Pull out every line of the listing below where "مواطنهم" appears.

___

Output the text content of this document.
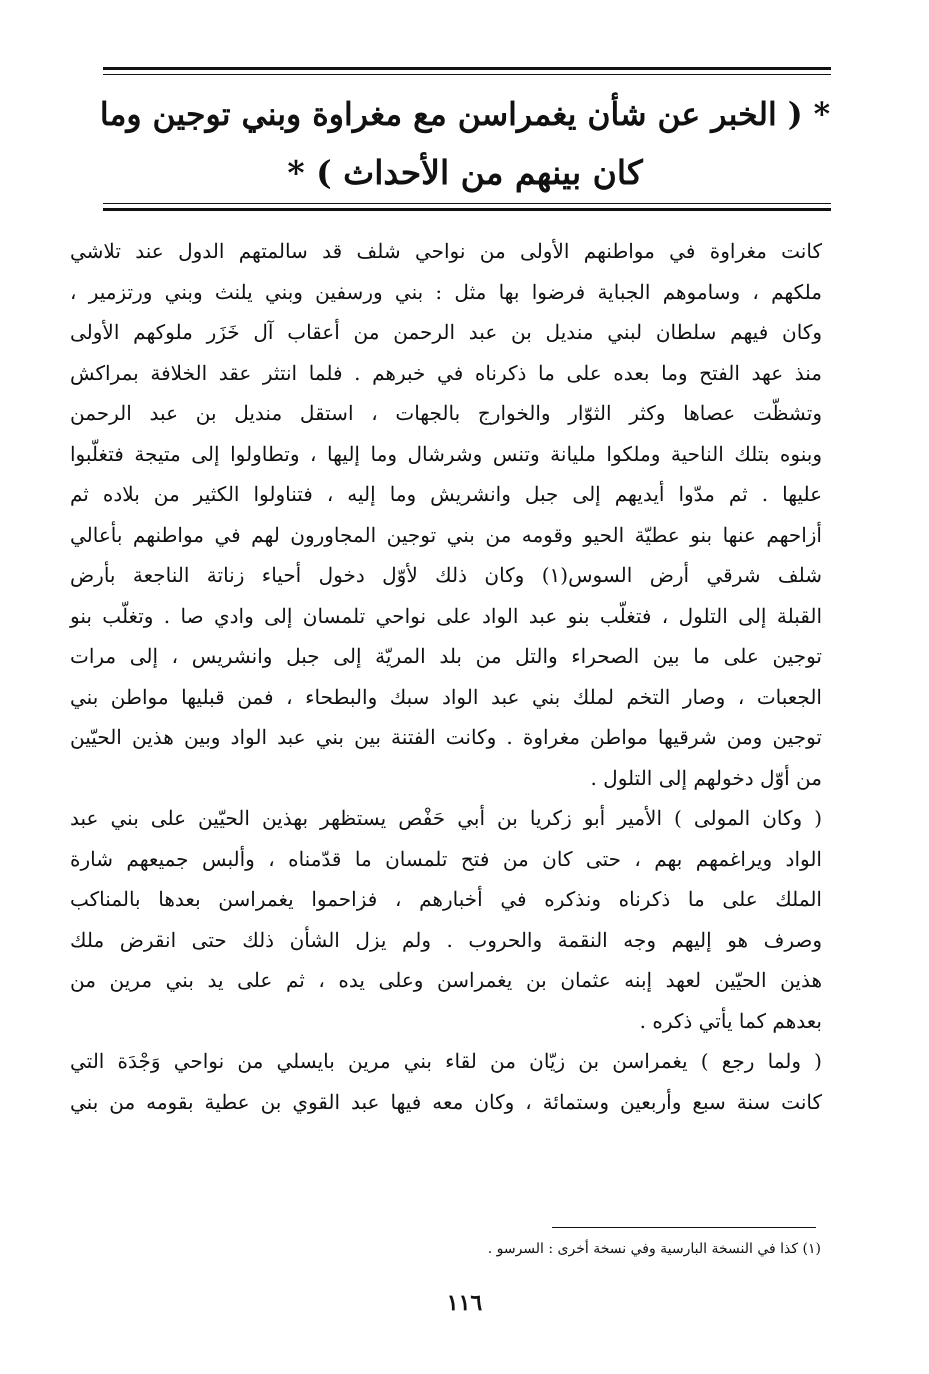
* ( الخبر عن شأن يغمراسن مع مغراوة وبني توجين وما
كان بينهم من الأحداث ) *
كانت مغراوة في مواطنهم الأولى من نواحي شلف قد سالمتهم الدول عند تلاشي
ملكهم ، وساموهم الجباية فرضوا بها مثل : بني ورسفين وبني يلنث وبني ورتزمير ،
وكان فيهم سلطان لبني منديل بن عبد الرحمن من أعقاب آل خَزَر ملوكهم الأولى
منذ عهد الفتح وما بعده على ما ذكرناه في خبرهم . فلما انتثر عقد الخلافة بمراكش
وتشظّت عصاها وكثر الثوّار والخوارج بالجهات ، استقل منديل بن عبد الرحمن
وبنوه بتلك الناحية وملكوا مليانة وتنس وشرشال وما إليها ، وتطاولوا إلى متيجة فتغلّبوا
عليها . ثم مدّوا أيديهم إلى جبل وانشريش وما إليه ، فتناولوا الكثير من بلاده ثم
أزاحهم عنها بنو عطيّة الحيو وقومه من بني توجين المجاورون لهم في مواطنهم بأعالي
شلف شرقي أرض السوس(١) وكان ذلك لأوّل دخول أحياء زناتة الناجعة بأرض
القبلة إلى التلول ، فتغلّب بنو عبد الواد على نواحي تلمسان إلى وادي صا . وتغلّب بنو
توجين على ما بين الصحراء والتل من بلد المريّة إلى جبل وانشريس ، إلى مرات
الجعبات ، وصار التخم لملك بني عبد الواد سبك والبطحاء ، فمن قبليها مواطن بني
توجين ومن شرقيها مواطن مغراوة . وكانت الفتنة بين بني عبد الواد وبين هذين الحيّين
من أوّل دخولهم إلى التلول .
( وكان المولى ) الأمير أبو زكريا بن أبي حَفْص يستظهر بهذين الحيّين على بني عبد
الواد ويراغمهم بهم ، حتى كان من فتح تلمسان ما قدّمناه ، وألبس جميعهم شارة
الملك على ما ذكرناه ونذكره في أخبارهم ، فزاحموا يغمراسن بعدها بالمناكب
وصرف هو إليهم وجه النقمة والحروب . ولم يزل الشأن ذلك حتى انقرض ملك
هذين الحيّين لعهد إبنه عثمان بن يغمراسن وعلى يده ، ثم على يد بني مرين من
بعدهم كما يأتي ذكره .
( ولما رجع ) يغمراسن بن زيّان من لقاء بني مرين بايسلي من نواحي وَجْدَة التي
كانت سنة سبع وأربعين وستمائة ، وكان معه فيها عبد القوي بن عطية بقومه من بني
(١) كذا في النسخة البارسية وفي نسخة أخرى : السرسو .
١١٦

___

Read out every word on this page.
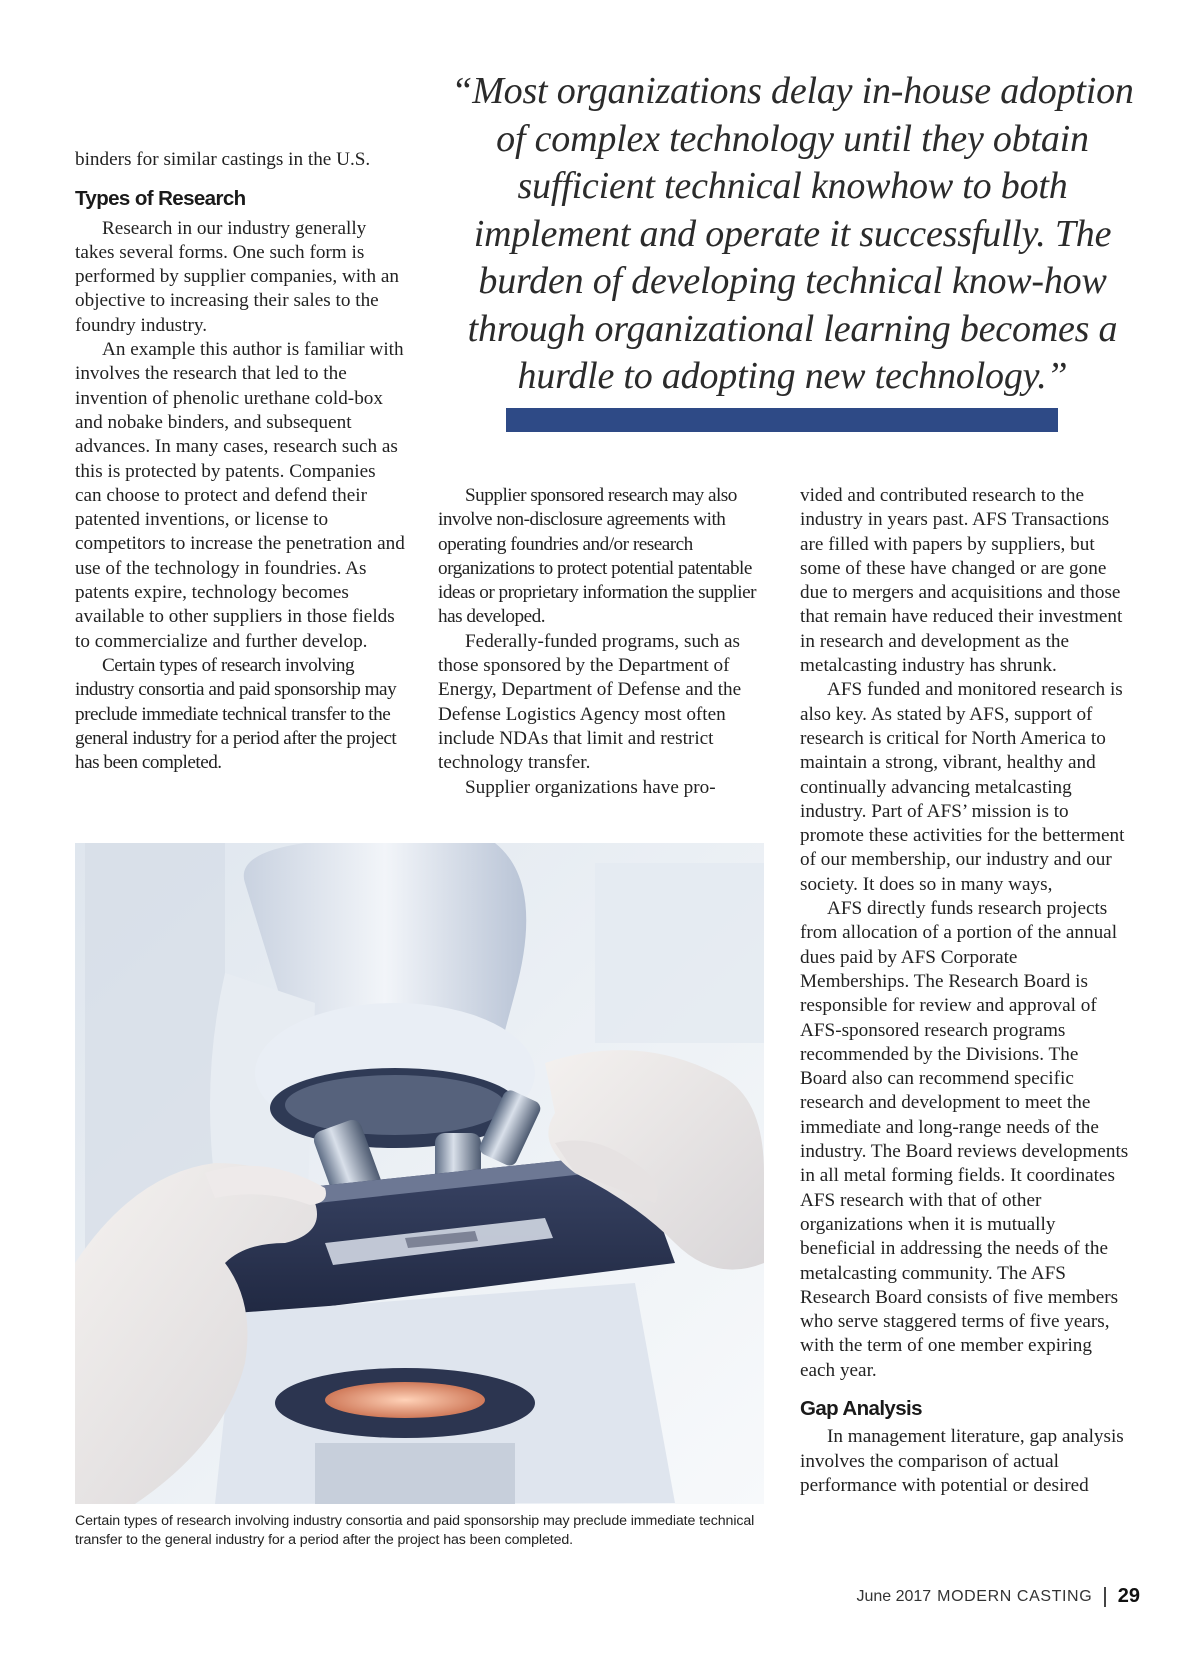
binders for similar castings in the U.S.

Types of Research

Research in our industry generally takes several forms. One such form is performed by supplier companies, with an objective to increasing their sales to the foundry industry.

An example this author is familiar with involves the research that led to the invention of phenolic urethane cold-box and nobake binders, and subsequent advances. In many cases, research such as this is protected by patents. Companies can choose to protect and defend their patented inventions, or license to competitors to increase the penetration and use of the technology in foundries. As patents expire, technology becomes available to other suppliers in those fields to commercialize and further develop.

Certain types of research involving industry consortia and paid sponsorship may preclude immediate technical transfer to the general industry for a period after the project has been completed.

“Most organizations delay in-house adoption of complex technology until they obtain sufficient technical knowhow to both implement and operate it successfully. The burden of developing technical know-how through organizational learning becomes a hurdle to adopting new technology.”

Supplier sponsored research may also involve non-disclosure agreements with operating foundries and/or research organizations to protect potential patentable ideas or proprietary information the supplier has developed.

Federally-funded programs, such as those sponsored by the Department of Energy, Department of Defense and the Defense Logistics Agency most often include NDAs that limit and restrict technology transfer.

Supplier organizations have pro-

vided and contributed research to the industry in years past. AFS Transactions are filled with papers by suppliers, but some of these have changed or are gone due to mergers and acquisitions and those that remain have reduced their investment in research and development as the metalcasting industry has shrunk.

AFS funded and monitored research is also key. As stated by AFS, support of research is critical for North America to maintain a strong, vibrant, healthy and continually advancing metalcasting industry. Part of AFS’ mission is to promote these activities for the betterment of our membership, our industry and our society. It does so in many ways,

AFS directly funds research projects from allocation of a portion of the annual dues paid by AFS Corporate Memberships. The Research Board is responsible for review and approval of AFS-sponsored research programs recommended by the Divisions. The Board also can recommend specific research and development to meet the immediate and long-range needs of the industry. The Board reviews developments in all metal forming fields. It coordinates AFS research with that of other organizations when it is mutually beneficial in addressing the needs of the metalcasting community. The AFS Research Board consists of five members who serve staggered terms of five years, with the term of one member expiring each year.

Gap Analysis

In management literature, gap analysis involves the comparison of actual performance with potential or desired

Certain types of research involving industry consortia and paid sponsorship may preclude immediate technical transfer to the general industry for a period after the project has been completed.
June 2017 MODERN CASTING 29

___

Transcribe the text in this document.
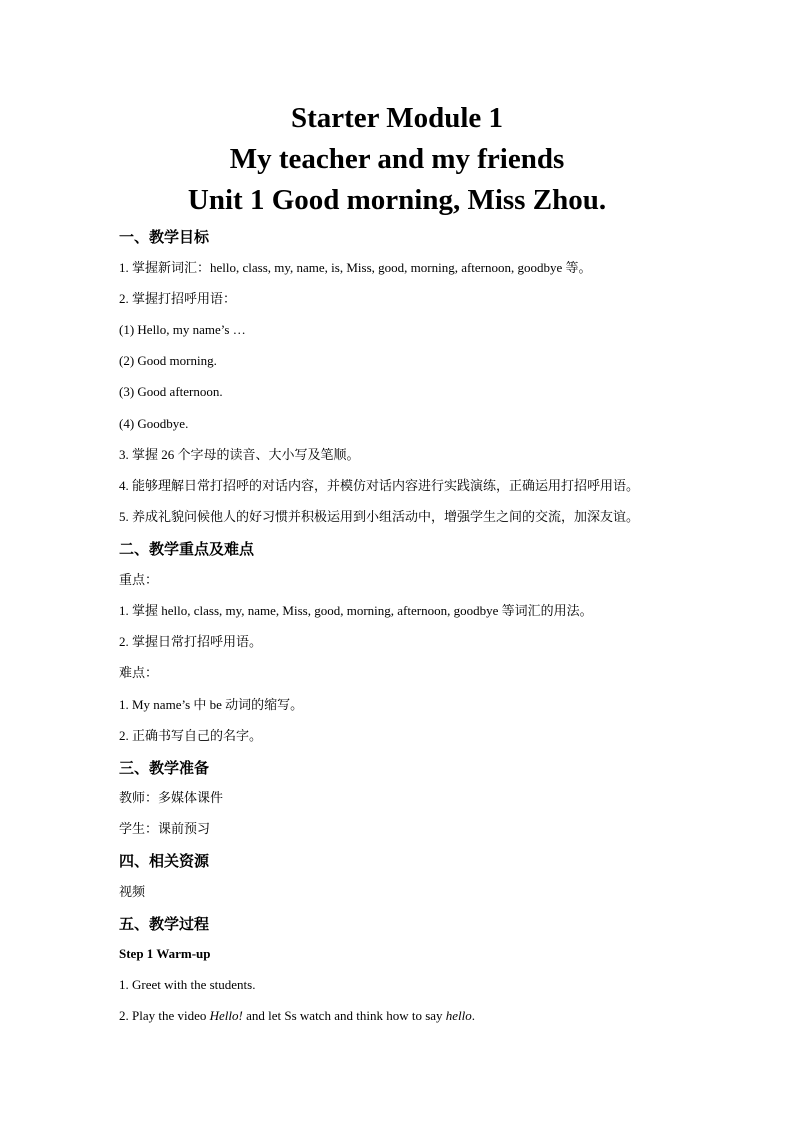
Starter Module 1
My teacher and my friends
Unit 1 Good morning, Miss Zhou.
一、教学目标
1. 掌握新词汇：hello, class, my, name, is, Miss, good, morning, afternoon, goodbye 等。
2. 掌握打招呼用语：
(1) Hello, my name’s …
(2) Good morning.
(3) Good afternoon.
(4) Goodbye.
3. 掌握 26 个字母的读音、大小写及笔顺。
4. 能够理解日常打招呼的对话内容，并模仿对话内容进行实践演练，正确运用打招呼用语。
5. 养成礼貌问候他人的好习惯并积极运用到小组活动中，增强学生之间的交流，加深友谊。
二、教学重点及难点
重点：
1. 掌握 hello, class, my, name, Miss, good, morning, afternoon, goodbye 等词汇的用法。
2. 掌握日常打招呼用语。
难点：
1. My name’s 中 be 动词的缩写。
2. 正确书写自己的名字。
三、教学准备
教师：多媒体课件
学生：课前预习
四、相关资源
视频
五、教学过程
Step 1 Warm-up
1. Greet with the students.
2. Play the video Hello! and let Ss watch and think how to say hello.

___

### [Result of the task]
كانت مغراوة في مواطنهم الأولى من نواحي شلف قد سالمتهم الدول عند تلاشي
أزاحهم عنها بنو عطيّة الحيو وقومه من بني توجين المجاورون لهم في مواطنهم بأعالي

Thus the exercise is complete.